## Required work
Give the records back in full, exactly as they read.
* START Supplied records *
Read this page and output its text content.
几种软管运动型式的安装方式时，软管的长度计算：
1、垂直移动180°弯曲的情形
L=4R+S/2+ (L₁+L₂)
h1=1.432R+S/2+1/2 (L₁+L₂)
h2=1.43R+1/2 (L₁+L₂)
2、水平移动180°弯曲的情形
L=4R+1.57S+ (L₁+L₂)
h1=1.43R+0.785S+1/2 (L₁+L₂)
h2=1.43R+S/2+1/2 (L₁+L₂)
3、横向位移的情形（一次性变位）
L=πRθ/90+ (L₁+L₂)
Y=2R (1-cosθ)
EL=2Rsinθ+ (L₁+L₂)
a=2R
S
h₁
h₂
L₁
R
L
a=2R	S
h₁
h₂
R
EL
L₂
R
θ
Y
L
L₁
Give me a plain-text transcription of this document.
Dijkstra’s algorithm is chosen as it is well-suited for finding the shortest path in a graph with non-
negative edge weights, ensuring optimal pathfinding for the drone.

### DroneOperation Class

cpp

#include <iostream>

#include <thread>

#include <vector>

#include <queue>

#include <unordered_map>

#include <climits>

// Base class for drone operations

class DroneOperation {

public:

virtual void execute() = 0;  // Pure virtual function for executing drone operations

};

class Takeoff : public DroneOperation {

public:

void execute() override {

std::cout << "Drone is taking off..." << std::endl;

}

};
* END Supplied records *
## Exercise result
Read this page and output its text content.
几种软管运动型式的安装方式时，软管的长度计算：
1、垂直移动180°弯曲的情形
L=4R+S/2+ (L₁+L₂)
h1=1.432R+S/2+1/2 (L₁+L₂)
h2=1.43R+1/2 (L₁+L₂)
2、水平移动180°弯曲的情形
L=4R+1.57S+ (L₁+L₂)
h1=1.43R+0.785S+1/2 (L₁+L₂)
h2=1.43R+S/2+1/2 (L₁+L₂)
3、横向位移的情形（一次性变位）
L=πRθ/90+ (L₁+L₂)
Y=2R (1-cosθ)
EL=2Rsinθ+ (L₁+L₂)
a=2R
S
h₁
h₂
L₁
R
L
a=2R	S
h₁
h₂
R
EL
L₂
R
θ
Y
L
L₁
Give me a plain-text transcription of this document.
Dijkstra’s algorithm is chosen as it is well-suited for finding the shortest path in a graph with non-
negative edge weights, ensuring optimal pathfinding for the drone.

### DroneOperation Class

cpp

#include <iostream>

#include <thread>

#include <vector>

#include <queue>

#include <unordered_map>

#include <climits>

// Base class for drone operations

class DroneOperation {

public:

virtual void execute() = 0;  // Pure virtual function for executing drone operations

};

class Takeoff : public DroneOperation {

public:

void execute() override {

std::cout << "Drone is taking off..." << std::endl;

}

};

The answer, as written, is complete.